## begin Record set

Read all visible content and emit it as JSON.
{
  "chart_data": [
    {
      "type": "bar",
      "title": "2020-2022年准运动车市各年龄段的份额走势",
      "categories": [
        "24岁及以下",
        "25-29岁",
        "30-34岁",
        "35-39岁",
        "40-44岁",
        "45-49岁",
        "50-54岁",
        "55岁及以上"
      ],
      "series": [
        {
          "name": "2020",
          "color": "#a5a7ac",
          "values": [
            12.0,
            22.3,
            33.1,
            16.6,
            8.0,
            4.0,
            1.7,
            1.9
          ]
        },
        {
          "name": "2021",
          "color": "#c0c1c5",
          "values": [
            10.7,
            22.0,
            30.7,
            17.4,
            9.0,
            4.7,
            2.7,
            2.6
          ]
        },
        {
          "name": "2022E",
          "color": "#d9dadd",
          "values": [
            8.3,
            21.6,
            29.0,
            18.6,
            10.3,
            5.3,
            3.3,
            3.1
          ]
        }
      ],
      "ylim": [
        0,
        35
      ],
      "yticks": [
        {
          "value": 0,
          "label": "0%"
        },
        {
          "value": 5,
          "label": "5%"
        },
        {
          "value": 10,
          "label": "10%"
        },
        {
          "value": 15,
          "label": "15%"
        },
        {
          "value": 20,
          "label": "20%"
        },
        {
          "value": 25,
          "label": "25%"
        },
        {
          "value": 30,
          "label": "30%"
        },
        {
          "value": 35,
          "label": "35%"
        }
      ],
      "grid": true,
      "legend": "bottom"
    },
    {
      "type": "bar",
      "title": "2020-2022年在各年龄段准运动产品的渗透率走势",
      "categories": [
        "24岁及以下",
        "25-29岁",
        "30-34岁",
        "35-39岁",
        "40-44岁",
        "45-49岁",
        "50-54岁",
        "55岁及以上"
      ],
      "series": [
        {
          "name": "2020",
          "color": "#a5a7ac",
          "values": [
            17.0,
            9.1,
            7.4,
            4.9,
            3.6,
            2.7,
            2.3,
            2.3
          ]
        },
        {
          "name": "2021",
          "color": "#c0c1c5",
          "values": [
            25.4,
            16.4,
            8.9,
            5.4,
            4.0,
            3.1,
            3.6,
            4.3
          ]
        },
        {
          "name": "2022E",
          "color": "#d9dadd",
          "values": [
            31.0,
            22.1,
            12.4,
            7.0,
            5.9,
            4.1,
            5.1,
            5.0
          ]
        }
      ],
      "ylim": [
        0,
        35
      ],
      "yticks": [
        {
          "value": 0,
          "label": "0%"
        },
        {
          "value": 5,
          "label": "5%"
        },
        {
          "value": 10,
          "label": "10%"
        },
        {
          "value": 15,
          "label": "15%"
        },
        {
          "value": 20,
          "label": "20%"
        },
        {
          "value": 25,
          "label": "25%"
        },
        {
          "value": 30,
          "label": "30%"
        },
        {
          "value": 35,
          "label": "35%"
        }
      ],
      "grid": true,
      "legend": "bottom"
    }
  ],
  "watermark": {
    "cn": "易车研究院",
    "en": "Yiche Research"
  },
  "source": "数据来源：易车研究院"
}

## end Record set
## begin Record set

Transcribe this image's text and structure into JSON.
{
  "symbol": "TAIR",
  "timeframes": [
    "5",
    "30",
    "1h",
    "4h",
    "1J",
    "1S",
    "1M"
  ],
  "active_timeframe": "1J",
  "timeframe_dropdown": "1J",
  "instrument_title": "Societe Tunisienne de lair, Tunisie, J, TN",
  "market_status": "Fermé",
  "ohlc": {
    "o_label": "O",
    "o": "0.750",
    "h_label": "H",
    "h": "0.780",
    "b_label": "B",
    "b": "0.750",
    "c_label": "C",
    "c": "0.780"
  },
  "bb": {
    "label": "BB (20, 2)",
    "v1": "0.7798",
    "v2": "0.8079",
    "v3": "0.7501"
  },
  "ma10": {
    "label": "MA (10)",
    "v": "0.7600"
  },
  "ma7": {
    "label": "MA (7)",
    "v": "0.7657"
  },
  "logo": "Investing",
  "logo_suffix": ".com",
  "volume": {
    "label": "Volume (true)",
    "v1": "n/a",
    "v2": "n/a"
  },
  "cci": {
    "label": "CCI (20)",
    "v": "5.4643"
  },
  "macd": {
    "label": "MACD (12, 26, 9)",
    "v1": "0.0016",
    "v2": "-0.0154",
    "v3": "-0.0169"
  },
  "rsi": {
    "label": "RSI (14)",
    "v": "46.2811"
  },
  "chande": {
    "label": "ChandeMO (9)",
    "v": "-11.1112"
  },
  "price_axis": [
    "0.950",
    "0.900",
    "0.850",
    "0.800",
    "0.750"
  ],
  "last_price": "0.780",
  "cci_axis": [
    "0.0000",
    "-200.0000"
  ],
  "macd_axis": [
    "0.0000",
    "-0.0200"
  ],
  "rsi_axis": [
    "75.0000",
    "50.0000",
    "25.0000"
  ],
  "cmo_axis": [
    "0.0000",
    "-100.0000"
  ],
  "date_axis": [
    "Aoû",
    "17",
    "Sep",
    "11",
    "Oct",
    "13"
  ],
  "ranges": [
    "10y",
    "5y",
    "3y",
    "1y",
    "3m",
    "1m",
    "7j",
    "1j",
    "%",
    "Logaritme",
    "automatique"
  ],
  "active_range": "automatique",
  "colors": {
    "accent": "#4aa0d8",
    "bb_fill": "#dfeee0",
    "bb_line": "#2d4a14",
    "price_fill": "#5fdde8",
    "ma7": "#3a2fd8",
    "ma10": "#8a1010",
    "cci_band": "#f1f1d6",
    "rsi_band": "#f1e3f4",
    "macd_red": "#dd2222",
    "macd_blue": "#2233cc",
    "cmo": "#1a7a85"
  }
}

## end Record set

--- Directions for this task ---
Find all the lines containing "automatique" in the material, then copy them.

--- The solution ---
    "automatique"
  "active_range": "automatique",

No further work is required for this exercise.